• Problem to solve
Reproduce the rows verbatim, beginning with the first row and ending after the line that contains "download-icon xyxy=(415,423,427,437)".

• Entries shown
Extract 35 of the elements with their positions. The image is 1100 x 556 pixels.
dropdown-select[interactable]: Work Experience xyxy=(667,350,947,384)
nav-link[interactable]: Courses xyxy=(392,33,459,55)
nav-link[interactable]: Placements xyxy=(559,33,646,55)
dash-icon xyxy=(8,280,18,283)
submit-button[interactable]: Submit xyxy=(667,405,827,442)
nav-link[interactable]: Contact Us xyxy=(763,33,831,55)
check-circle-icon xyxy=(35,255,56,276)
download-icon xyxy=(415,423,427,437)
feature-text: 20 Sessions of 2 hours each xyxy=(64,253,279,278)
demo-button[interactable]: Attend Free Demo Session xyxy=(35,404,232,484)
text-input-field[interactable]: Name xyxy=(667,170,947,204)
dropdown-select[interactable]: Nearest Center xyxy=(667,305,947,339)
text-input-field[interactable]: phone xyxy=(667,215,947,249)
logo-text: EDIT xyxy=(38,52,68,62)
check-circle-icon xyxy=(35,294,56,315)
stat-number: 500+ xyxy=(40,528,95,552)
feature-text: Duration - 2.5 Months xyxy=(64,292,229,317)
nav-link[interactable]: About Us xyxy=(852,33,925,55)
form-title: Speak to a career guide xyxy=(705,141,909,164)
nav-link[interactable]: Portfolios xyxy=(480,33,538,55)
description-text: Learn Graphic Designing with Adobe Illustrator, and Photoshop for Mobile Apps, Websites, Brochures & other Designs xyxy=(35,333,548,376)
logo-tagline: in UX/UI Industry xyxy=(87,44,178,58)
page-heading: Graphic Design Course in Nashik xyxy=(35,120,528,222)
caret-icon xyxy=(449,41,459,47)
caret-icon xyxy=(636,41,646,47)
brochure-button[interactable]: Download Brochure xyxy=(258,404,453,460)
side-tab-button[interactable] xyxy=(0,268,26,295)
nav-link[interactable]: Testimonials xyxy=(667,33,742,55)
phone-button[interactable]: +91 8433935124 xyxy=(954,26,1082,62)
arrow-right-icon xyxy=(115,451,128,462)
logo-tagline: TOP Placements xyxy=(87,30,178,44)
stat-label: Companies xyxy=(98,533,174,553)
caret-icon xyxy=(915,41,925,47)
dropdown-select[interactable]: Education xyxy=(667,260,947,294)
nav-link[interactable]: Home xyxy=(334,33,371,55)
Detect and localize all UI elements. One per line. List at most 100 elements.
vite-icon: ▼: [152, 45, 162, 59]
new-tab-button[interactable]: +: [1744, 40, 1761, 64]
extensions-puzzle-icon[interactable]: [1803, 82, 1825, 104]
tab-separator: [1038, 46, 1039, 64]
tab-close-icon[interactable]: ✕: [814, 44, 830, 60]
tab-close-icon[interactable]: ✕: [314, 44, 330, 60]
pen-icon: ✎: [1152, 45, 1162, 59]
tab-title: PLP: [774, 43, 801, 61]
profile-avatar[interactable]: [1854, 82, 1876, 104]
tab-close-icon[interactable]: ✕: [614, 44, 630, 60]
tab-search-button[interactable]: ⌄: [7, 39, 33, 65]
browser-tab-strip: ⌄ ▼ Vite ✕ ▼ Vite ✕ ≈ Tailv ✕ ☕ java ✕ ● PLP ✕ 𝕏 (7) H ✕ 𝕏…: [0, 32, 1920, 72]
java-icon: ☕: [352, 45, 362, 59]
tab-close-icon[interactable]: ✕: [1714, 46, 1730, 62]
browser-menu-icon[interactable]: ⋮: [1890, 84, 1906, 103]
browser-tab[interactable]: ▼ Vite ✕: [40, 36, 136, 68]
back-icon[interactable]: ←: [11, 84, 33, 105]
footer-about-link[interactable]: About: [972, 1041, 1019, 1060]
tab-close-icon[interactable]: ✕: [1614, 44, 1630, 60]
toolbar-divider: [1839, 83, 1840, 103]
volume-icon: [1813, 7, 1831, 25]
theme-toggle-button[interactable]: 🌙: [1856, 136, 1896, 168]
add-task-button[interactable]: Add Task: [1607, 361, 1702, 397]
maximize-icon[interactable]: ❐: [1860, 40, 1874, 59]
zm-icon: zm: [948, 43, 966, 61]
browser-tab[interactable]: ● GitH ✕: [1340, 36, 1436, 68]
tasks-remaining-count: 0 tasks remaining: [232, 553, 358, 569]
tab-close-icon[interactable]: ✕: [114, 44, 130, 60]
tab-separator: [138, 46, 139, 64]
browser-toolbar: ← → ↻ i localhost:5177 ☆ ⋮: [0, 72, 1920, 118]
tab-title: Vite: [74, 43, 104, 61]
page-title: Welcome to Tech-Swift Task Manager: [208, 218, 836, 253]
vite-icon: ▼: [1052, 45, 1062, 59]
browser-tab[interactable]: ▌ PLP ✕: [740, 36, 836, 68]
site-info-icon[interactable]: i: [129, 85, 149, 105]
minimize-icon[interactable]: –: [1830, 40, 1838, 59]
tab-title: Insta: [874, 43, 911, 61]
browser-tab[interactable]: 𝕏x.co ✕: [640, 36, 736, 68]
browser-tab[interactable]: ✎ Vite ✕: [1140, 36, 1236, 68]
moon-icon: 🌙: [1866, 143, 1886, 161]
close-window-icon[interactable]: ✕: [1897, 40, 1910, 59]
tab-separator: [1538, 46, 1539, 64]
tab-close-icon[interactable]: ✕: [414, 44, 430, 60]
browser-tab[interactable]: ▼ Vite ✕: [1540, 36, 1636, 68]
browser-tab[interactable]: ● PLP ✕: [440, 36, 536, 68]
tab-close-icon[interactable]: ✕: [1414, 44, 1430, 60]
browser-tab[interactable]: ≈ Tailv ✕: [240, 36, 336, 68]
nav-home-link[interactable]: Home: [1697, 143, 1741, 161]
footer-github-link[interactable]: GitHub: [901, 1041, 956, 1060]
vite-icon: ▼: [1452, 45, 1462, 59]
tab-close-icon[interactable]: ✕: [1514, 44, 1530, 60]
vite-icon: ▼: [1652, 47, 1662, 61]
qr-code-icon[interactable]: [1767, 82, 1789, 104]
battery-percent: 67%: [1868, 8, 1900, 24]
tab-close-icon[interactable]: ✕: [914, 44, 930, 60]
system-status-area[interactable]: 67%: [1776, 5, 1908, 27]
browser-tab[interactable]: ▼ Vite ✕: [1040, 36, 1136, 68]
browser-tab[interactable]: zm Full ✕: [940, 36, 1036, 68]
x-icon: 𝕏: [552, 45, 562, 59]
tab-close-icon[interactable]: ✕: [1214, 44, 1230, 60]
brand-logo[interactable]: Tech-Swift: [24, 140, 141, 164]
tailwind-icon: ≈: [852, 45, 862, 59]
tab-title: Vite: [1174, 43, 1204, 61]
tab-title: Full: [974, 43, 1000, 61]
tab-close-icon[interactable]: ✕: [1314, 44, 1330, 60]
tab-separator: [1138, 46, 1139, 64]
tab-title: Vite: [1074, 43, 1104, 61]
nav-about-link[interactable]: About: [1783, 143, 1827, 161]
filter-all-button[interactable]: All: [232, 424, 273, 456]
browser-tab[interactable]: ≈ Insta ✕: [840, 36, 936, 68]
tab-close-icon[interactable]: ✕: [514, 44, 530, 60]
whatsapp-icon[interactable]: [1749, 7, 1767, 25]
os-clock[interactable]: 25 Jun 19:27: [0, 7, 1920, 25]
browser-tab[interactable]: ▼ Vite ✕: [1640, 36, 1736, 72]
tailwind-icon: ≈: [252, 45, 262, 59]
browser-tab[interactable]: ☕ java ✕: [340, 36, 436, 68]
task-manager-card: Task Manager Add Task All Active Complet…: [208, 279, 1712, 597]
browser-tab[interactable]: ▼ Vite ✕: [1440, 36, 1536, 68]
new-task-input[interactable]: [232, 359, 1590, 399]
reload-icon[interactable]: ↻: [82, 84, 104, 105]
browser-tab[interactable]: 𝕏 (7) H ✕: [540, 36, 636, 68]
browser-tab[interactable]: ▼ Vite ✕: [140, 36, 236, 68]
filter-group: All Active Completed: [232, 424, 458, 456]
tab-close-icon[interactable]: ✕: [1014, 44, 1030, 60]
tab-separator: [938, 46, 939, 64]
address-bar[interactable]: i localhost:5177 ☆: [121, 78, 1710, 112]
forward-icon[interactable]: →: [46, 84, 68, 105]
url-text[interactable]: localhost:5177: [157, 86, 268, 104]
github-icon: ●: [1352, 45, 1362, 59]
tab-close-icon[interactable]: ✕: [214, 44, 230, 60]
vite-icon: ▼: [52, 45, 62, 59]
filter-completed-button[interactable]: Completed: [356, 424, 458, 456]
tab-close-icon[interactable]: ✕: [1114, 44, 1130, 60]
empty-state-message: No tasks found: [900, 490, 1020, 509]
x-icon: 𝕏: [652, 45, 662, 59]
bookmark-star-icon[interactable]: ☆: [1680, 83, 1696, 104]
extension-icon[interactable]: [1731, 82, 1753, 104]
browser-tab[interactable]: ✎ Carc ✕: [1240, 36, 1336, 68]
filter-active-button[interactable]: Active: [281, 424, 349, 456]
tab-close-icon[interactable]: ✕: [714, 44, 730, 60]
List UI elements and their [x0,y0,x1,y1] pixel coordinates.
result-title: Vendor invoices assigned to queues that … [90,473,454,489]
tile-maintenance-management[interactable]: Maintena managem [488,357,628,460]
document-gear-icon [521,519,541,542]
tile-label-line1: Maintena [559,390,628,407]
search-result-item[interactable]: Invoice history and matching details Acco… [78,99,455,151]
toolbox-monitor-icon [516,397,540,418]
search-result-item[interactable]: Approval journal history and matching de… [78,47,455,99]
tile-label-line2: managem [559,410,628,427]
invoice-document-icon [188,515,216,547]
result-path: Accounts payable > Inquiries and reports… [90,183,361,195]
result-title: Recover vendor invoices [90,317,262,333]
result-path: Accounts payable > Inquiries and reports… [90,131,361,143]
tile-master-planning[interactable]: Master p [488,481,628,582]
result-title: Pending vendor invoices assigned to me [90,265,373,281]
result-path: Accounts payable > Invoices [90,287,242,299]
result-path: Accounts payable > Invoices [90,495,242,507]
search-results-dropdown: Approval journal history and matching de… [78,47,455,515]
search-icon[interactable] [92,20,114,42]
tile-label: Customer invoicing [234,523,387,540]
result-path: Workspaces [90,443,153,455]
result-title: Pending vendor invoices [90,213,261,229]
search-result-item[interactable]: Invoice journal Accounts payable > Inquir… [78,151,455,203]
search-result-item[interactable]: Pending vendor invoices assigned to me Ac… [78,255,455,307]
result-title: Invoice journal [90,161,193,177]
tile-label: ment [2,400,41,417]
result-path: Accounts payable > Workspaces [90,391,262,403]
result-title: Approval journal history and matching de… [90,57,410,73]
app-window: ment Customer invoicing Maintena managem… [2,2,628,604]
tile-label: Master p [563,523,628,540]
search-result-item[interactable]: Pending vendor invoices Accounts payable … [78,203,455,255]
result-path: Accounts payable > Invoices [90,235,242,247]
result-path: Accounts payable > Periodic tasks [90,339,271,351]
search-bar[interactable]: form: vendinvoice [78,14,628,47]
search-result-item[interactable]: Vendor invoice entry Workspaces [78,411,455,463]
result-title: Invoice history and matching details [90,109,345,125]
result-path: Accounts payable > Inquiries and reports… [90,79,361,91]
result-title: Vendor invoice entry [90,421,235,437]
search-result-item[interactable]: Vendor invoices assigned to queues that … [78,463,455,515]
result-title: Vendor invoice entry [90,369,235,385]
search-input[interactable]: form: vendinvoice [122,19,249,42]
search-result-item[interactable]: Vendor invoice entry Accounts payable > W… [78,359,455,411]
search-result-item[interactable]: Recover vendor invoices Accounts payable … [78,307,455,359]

• In response
Extract 35 of the elements with their positions. The image is 1100 x 556 pixels.
dropdown-select[interactable]: Work Experience xyxy=(667,350,947,384)
nav-link[interactable]: Courses xyxy=(392,33,459,55)
nav-link[interactable]: Placements xyxy=(559,33,646,55)
dash-icon xyxy=(8,280,18,283)
submit-button[interactable]: Submit xyxy=(667,405,827,442)
nav-link[interactable]: Contact Us xyxy=(763,33,831,55)
check-circle-icon xyxy=(35,255,56,276)
download-icon xyxy=(415,423,427,437)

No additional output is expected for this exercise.